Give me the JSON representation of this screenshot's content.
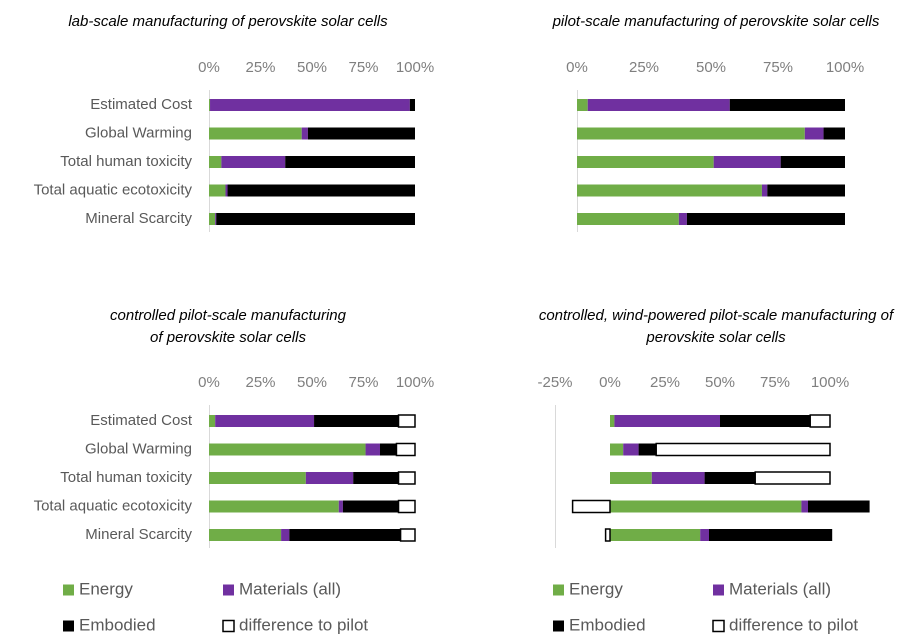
{
  "chart_data": [
    {
      "type": "stacked_barh",
      "title": [
        "lab-scale manufacturing of perovskite solar cells"
      ],
      "categories": [
        "Estimated Cost",
        "Global Warming",
        "Total human toxicity",
        "Total aquatic ecotoxicity",
        "Mineral Scarcity"
      ],
      "series": [
        {
          "name": "Energy",
          "color": "#70ad47",
          "values": [
            0.5,
            45,
            6,
            8,
            3
          ]
        },
        {
          "name": "Materials (all)",
          "color": "#7030a0",
          "values": [
            97,
            3,
            31,
            1,
            0.5
          ]
        },
        {
          "name": "Embodied",
          "color": "#000000",
          "values": [
            2.5,
            52,
            63,
            91,
            96.5
          ]
        }
      ],
      "xlim": [
        0,
        100
      ],
      "xticks": [
        {
          "value": 0,
          "label": "0%"
        },
        {
          "value": 25,
          "label": "25%"
        },
        {
          "value": 50,
          "label": "50%"
        },
        {
          "value": 75,
          "label": "75%"
        },
        {
          "value": 100,
          "label": "100%"
        }
      ]
    },
    {
      "type": "stacked_barh",
      "title": [
        "pilot-scale manufacturing of perovskite solar cells"
      ],
      "series": [
        {
          "name": "Energy",
          "color": "#70ad47",
          "values": [
            4,
            85,
            51,
            69,
            38
          ]
        },
        {
          "name": "Materials (all)",
          "color": "#7030a0",
          "values": [
            53,
            7,
            25,
            2,
            3
          ]
        },
        {
          "name": "Embodied",
          "color": "#000000",
          "values": [
            43,
            8,
            24,
            29,
            59
          ]
        }
      ],
      "xlim": [
        0,
        100
      ],
      "xticks": [
        {
          "value": 0,
          "label": "0%"
        },
        {
          "value": 25,
          "label": "25%"
        },
        {
          "value": 50,
          "label": "50%"
        },
        {
          "value": 75,
          "label": "75%"
        },
        {
          "value": 100,
          "label": "100%"
        }
      ]
    },
    {
      "type": "stacked_barh",
      "title": [
        "controlled pilot-scale manufacturing",
        "of perovskite solar cells"
      ],
      "categories": [
        "Estimated Cost",
        "Global Warming",
        "Total human toxicity",
        "Total aquatic ecotoxicity",
        "Mineral Scarcity"
      ],
      "series": [
        {
          "name": "Energy",
          "color": "#70ad47",
          "values": [
            3,
            76,
            47,
            63,
            35
          ]
        },
        {
          "name": "Materials (all)",
          "color": "#7030a0",
          "values": [
            48,
            7,
            23,
            2,
            4
          ]
        },
        {
          "name": "Embodied",
          "color": "#000000",
          "values": [
            41,
            8,
            22,
            27,
            54
          ]
        },
        {
          "name": "difference to pilot",
          "color": "#ffffff",
          "values": [
            8,
            9,
            8,
            8,
            7
          ]
        }
      ],
      "xlim": [
        0,
        100
      ],
      "xticks": [
        {
          "value": 0,
          "label": "0%"
        },
        {
          "value": 25,
          "label": "25%"
        },
        {
          "value": 50,
          "label": "50%"
        },
        {
          "value": 75,
          "label": "75%"
        },
        {
          "value": 100,
          "label": "100%"
        }
      ],
      "legend": true
    },
    {
      "type": "stacked_barh",
      "title": [
        "controlled, wind-powered pilot-scale manufacturing of",
        "perovskite solar cells"
      ],
      "series": [
        {
          "name": "Energy",
          "color": "#70ad47",
          "values": [
            2,
            6,
            19,
            87,
            41
          ]
        },
        {
          "name": "Materials (all)",
          "color": "#7030a0",
          "values": [
            48,
            7,
            24,
            3,
            4
          ]
        },
        {
          "name": "Embodied",
          "color": "#000000",
          "values": [
            41,
            8,
            23,
            28,
            56
          ]
        },
        {
          "name": "difference to pilot",
          "color": "#ffffff",
          "values": [
            9,
            79,
            34,
            -17,
            -2
          ]
        }
      ],
      "xlim": [
        -25,
        125
      ],
      "xticks": [
        {
          "value": -25,
          "label": "-25%"
        },
        {
          "value": 0,
          "label": "0%"
        },
        {
          "value": 25,
          "label": "25%"
        },
        {
          "value": 50,
          "label": "50%"
        },
        {
          "value": 75,
          "label": "75%"
        },
        {
          "value": 100,
          "label": "100%"
        }
      ],
      "legend": true
    }
  ]
}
..............................
▶ **Exercise brief**
Without including any image, reproduce the full listing above as written.

▶ **Output of the task**
Give me the JSON representation of this screenshot's content.
{
  "chart_data": [
    {
      "type": "stacked_barh",
      "title": [
        "lab-scale manufacturing of perovskite solar cells"
      ],
      "categories": [
        "Estimated Cost",
        "Global Warming",
        "Total human toxicity",
        "Total aquatic ecotoxicity",
        "Mineral Scarcity"
      ],
      "series": [
        {
          "name": "Energy",
          "color": "#70ad47",
          "values": [
            0.5,
            45,
            6,
            8,
            3
          ]
        },
        {
          "name": "Materials (all)",
          "color": "#7030a0",
          "values": [
            97,
            3,
            31,
            1,
            0.5
          ]
        },
        {
          "name": "Embodied",
          "color": "#000000",
          "values": [
            2.5,
            52,
            63,
            91,
            96.5
          ]
        }
      ],
      "xlim": [
        0,
        100
      ],
      "xticks": [
        {
          "value": 0,
          "label": "0%"
        },
        {
          "value": 25,
          "label": "25%"
        },
        {
          "value": 50,
          "label": "50%"
        },
        {
          "value": 75,
          "label": "75%"
        },
        {
          "value": 100,
          "label": "100%"
        }
      ]
    },
    {
      "type": "stacked_barh",
      "title": [
        "pilot-scale manufacturing of perovskite solar cells"
      ],
      "series": [
        {
          "name": "Energy",
          "color": "#70ad47",
          "values": [
            4,
            85,
            51,
            69,
            38
          ]
        },
        {
          "name": "Materials (all)",
          "color": "#7030a0",
          "values": [
            53,
            7,
            25,
            2,
            3
          ]
        },
        {
          "name": "Embodied",
          "color": "#000000",
          "values": [
            43,
            8,
            24,
            29,
            59
          ]
        }
      ],
      "xlim": [
        0,
        100
      ],
      "xticks": [
        {
          "value": 0,
          "label": "0%"
        },
        {
          "value": 25,
          "label": "25%"
        },
        {
          "value": 50,
          "label": "50%"
        },
        {
          "value": 75,
          "label": "75%"
        },
        {
          "value": 100,
          "label": "100%"
        }
      ]
    },
    {
      "type": "stacked_barh",
      "title": [
        "controlled pilot-scale manufacturing",
        "of perovskite solar cells"
      ],
      "categories": [
        "Estimated Cost",
        "Global Warming",
        "Total human toxicity",
        "Total aquatic ecotoxicity",
        "Mineral Scarcity"
      ],
      "series": [
        {
          "name": "Energy",
          "color": "#70ad47",
          "values": [
            3,
            76,
            47,
            63,
            35
          ]
        },
        {
          "name": "Materials (all)",
          "color": "#7030a0",
          "values": [
            48,
            7,
            23,
            2,
            4
          ]
        },
        {
          "name": "Embodied",
          "color": "#000000",
          "values": [
            41,
            8,
            22,
            27,
            54
          ]
        },
        {
          "name": "difference to pilot",
          "color": "#ffffff",
          "values": [
            8,
            9,
            8,
            8,
            7
          ]
        }
      ],
      "xlim": [
        0,
        100
      ],
      "xticks": [
        {
          "value": 0,
          "label": "0%"
        },
        {
          "value": 25,
          "label": "25%"
        },
        {
          "value": 50,
          "label": "50%"
        },
        {
          "value": 75,
          "label": "75%"
        },
        {
          "value": 100,
          "label": "100%"
        }
      ],
      "legend": true
    },
    {
      "type": "stacked_barh",
      "title": [
        "controlled, wind-powered pilot-scale manufacturing of",
        "perovskite solar cells"
      ],
      "series": [
        {
          "name": "Energy",
          "color": "#70ad47",
          "values": [
            2,
            6,
            19,
            87,
            41
          ]
        },
        {
          "name": "Materials (all)",
          "color": "#7030a0",
          "values": [
            48,
            7,
            24,
            3,
            4
          ]
        },
        {
          "name": "Embodied",
          "color": "#000000",
          "values": [
            41,
            8,
            23,
            28,
            56
          ]
        },
        {
          "name": "difference to pilot",
          "color": "#ffffff",
          "values": [
            9,
            79,
            34,
            -17,
            -2
          ]
        }
      ],
      "xlim": [
        -25,
        125
      ],
      "xticks": [
        {
          "value": -25,
          "label": "-25%"
        },
        {
          "value": 0,
          "label": "0%"
        },
        {
          "value": 25,
          "label": "25%"
        },
        {
          "value": 50,
          "label": "50%"
        },
        {
          "value": 75,
          "label": "75%"
        },
        {
          "value": 100,
          "label": "100%"
        }
      ],
      "legend": true
    }
  ]
}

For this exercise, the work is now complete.